** BEGIN Data rows **
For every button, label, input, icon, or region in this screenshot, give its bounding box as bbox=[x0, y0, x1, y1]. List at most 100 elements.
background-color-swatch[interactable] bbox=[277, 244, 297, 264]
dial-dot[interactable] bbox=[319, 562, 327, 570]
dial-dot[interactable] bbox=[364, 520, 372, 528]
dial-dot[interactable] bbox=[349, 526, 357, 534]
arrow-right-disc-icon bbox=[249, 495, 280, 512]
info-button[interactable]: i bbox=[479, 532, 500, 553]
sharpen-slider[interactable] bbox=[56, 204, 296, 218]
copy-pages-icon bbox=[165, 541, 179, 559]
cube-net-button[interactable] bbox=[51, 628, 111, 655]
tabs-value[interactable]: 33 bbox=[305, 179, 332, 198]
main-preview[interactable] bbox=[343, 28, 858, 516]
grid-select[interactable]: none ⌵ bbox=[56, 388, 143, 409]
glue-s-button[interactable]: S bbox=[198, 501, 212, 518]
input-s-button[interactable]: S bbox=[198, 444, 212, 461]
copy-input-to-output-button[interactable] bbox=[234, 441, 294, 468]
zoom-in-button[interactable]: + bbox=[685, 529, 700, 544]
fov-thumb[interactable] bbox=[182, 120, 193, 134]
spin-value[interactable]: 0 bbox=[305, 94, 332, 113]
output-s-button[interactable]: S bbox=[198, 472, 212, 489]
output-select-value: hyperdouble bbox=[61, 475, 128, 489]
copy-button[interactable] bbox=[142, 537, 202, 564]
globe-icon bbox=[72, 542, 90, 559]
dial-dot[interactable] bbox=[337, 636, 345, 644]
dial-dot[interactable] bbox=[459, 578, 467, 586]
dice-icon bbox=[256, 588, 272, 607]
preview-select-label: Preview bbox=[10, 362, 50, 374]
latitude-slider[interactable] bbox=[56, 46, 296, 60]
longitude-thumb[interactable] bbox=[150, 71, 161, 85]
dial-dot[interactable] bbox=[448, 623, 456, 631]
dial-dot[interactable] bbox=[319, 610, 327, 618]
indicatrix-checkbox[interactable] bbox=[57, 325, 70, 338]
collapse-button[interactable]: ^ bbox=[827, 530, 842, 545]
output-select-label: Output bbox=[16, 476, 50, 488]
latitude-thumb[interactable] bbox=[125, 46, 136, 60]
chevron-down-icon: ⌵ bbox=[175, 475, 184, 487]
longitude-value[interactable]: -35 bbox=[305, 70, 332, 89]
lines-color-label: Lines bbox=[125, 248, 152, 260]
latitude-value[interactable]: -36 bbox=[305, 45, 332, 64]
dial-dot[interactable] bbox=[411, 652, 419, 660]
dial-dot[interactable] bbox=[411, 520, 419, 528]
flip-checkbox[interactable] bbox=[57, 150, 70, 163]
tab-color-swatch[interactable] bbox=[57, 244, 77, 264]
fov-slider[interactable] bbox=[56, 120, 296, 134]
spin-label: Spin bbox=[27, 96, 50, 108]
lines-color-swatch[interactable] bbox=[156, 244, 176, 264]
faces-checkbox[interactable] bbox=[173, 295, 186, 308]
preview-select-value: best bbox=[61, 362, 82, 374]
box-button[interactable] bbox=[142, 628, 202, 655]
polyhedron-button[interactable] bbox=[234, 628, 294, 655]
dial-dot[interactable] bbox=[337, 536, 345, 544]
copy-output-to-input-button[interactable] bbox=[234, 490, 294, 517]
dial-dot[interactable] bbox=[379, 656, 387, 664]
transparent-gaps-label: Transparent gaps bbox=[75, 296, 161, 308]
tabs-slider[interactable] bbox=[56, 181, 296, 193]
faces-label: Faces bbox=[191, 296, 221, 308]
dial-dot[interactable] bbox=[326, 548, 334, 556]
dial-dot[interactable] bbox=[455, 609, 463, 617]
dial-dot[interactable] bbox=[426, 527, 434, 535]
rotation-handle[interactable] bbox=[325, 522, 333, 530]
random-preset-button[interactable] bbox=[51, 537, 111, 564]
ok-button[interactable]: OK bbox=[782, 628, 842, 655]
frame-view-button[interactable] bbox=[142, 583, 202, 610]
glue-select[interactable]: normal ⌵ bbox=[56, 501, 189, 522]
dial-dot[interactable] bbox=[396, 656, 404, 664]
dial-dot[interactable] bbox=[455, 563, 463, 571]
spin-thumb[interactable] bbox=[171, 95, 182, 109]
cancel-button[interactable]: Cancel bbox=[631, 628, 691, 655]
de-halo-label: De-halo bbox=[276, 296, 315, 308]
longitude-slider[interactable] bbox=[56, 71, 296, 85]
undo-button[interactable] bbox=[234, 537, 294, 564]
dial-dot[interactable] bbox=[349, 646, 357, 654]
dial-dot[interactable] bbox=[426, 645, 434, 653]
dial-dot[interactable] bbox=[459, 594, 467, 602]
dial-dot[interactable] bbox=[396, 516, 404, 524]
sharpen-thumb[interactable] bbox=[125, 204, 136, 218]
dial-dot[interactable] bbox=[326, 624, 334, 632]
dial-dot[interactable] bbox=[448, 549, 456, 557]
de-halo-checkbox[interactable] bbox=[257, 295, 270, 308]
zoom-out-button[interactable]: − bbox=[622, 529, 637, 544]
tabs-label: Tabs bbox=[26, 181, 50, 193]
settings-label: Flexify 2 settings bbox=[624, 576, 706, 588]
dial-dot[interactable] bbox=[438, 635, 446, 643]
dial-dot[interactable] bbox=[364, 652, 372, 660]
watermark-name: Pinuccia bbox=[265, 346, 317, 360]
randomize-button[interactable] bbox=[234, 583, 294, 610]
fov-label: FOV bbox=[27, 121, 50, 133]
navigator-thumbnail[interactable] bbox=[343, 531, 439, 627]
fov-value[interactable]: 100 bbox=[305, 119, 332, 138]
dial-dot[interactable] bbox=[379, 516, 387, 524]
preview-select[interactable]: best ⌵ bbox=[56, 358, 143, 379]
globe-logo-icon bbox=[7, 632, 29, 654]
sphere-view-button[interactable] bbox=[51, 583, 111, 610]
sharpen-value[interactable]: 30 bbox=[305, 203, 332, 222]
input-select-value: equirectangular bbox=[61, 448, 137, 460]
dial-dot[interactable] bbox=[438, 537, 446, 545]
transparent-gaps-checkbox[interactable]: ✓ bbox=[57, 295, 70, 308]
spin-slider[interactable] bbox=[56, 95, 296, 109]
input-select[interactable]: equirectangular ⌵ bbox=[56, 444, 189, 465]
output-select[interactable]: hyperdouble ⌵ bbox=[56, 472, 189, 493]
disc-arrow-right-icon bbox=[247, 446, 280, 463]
** END Data rows **
- Task to carry out:
Update the lines from the start of the material through the line containing "cube-net-button[interactable] bbox=[51, 628, 111, 655]", inclusive, so that "dial-dot" becomes "dial-marker" wherever it occurs, with everything else left unchanged. Give only those lines.

- The result:
For every button, label, input, icon, or region in this screenshot, give its bounding box as bbox=[x0, y0, x1, y1]. List at most 100 elements.
background-color-swatch[interactable] bbox=[277, 244, 297, 264]
dial-marker[interactable] bbox=[319, 562, 327, 570]
dial-marker[interactable] bbox=[364, 520, 372, 528]
dial-marker[interactable] bbox=[349, 526, 357, 534]
arrow-right-disc-icon bbox=[249, 495, 280, 512]
info-button[interactable]: i bbox=[479, 532, 500, 553]
sharpen-slider[interactable] bbox=[56, 204, 296, 218]
copy-pages-icon bbox=[165, 541, 179, 559]
cube-net-button[interactable] bbox=[51, 628, 111, 655]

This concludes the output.